[start DATA IN THIS EXERCISE]
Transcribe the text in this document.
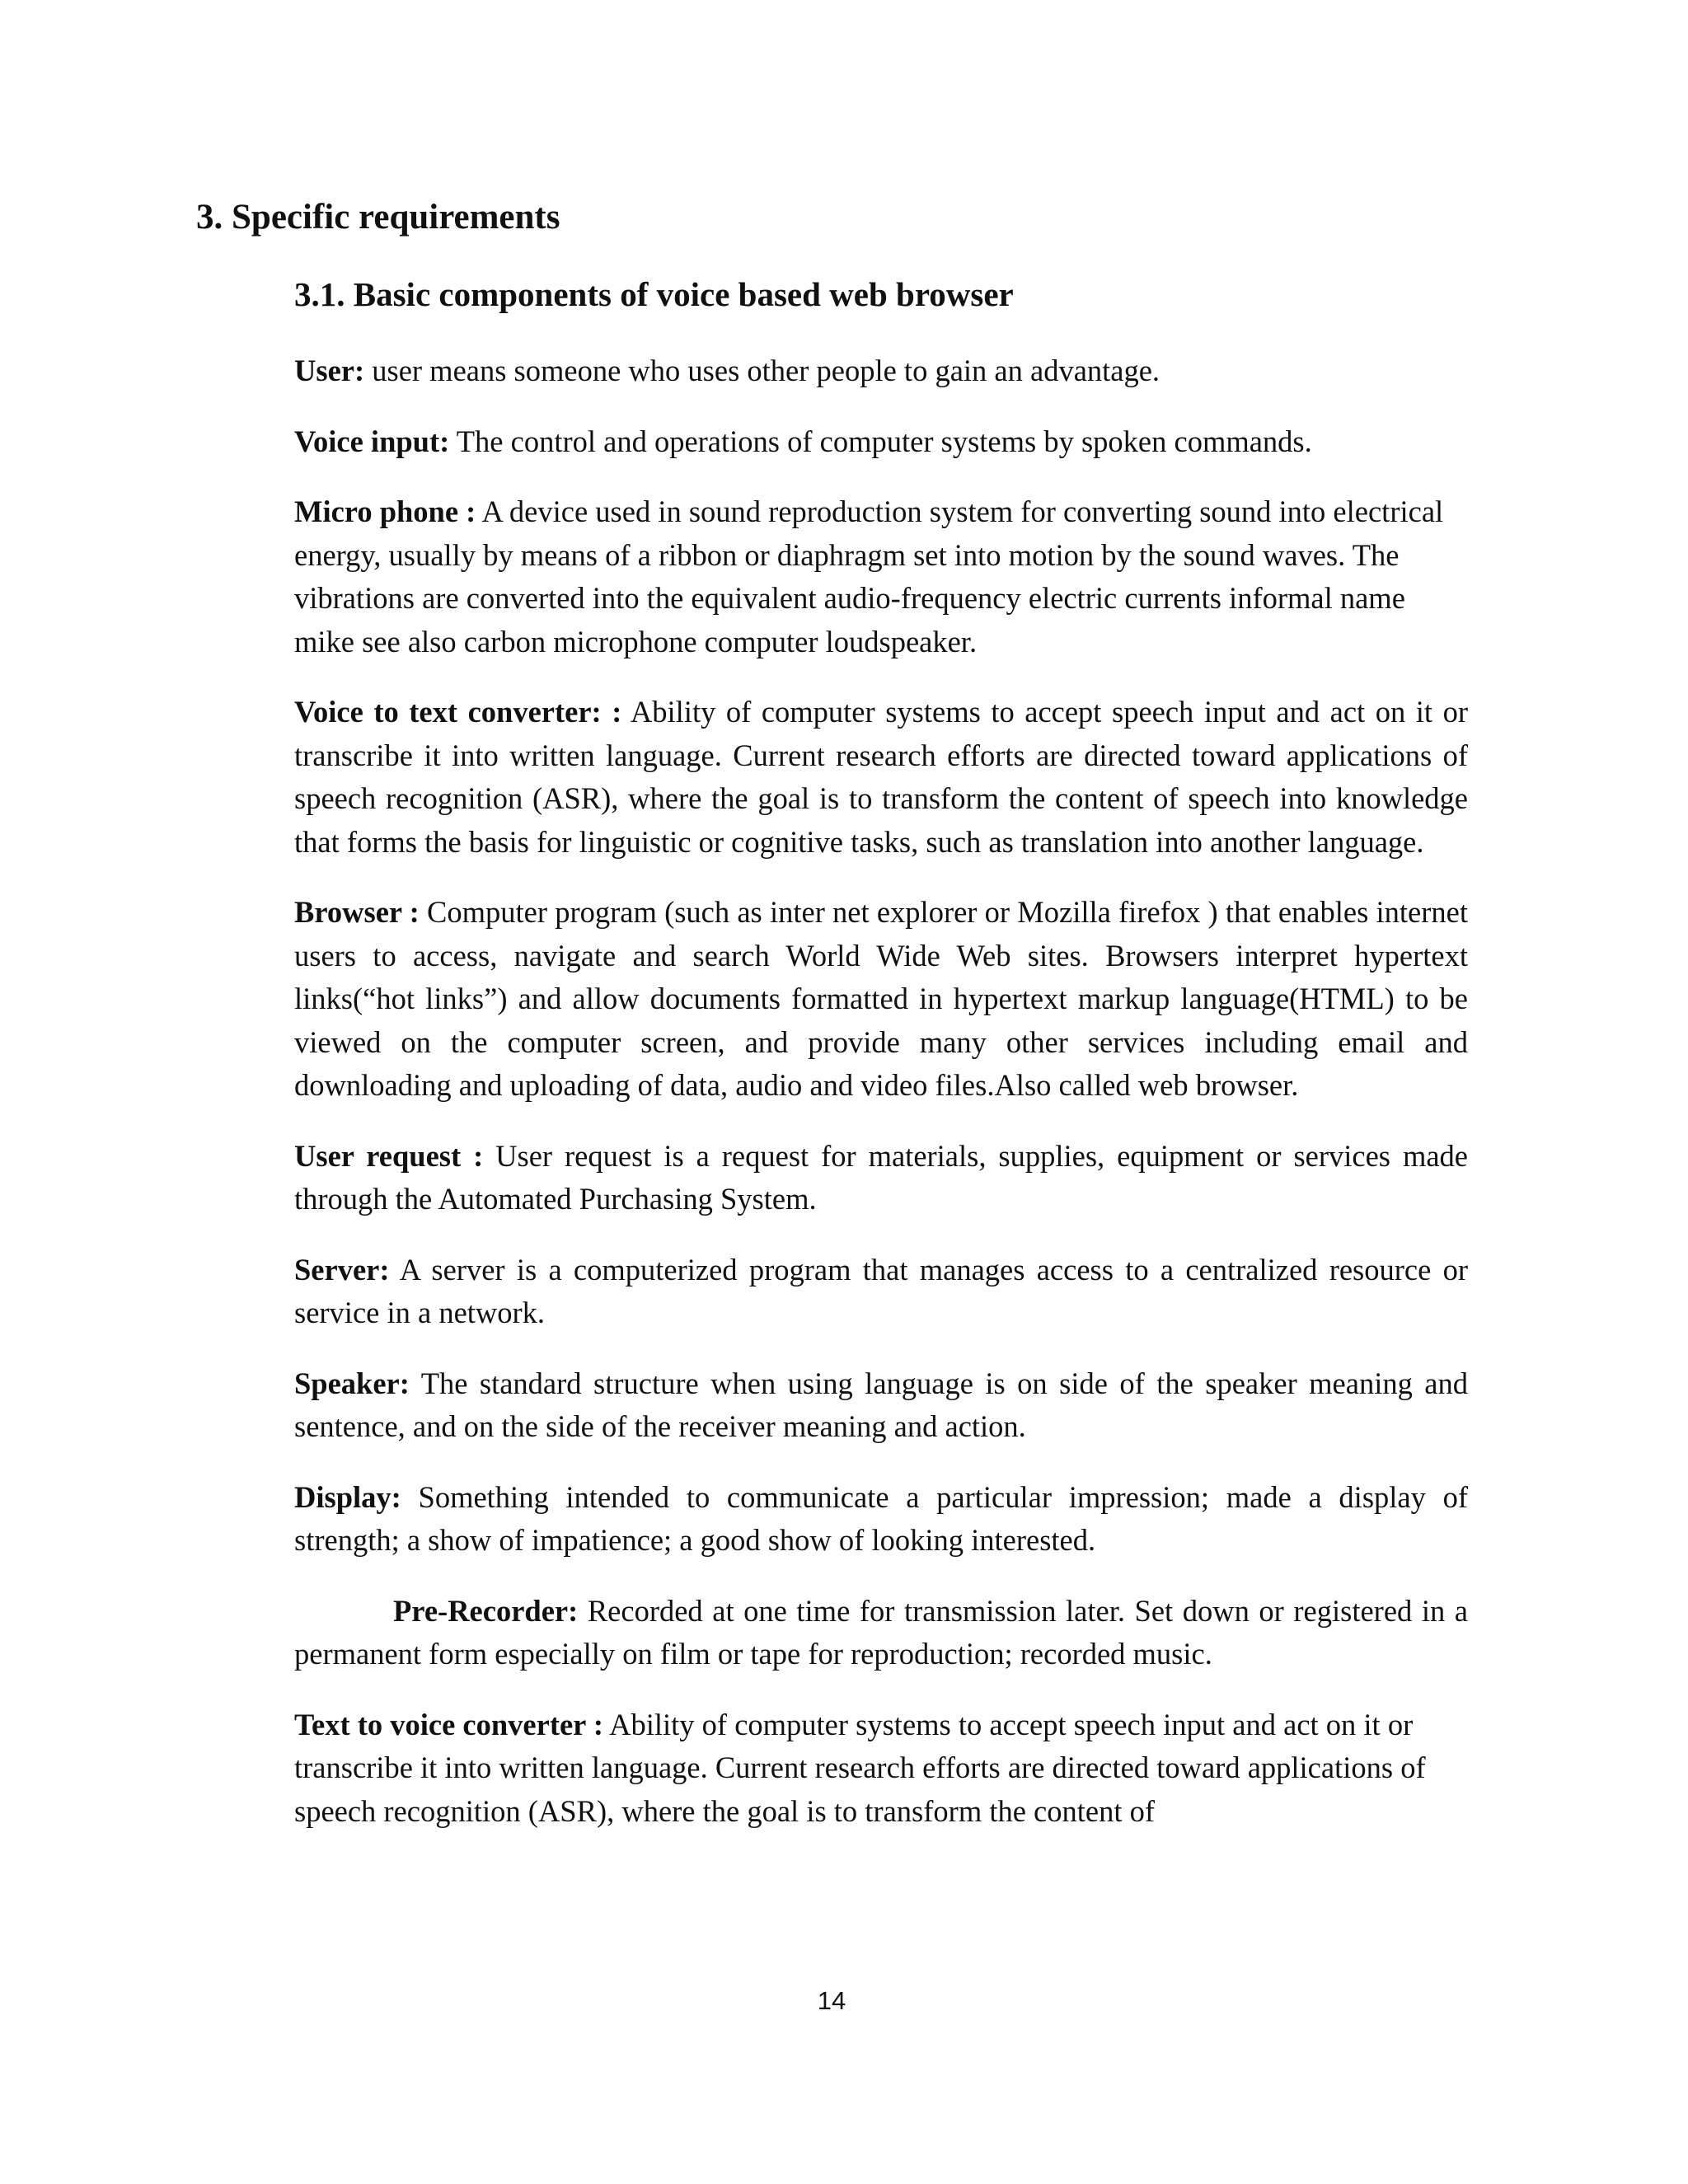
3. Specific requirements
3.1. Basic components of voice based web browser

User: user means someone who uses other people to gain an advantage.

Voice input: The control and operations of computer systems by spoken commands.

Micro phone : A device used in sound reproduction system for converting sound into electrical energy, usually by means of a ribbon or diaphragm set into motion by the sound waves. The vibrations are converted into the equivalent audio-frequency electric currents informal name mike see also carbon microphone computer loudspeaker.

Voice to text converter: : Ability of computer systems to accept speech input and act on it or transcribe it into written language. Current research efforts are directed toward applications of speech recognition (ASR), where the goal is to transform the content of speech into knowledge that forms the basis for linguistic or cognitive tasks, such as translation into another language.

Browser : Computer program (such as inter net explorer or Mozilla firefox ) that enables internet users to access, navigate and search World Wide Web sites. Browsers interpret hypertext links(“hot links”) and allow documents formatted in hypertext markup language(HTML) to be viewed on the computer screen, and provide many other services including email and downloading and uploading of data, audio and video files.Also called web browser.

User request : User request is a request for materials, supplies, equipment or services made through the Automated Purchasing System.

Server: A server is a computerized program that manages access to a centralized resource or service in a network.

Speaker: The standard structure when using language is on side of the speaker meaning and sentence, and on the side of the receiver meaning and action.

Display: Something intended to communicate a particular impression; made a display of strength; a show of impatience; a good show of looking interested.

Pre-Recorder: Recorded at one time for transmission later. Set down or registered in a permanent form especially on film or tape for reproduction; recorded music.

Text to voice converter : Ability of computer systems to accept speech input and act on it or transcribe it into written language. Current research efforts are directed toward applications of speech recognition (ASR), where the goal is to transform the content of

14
[end DATA IN THIS EXERCISE]
SHORT EXERCISE —
Copy every line of the data word for word, omitting the images.

ANSWER TO THE EXERCISE —
Transcribe the text in this document.
3. Specific requirements
3.1. Basic components of voice based web browser

User: user means someone who uses other people to gain an advantage.

Voice input: The control and operations of computer systems by spoken commands.

Micro phone : A device used in sound reproduction system for converting sound into electrical energy, usually by means of a ribbon or diaphragm set into motion by the sound waves. The vibrations are converted into the equivalent audio-frequency electric currents informal name mike see also carbon microphone computer loudspeaker.

Voice to text converter: : Ability of computer systems to accept speech input and act on it or transcribe it into written language. Current research efforts are directed toward applications of speech recognition (ASR), where the goal is to transform the content of speech into knowledge that forms the basis for linguistic or cognitive tasks, such as translation into another language.

Browser : Computer program (such as inter net explorer or Mozilla firefox ) that enables internet users to access, navigate and search World Wide Web sites. Browsers interpret hypertext links(“hot links”) and allow documents formatted in hypertext markup language(HTML) to be viewed on the computer screen, and provide many other services including email and downloading and uploading of data, audio and video files.Also called web browser.

User request : User request is a request for materials, supplies, equipment or services made through the Automated Purchasing System.

Server: A server is a computerized program that manages access to a centralized resource or service in a network.

Speaker: The standard structure when using language is on side of the speaker meaning and sentence, and on the side of the receiver meaning and action.

Display: Something intended to communicate a particular impression; made a display of strength; a show of impatience; a good show of looking interested.

Pre-Recorder: Recorded at one time for transmission later. Set down or registered in a permanent form especially on film or tape for reproduction; recorded music.

Text to voice converter : Ability of computer systems to accept speech input and act on it or transcribe it into written language. Current research efforts are directed toward applications of speech recognition (ASR), where the goal is to transform the content of

14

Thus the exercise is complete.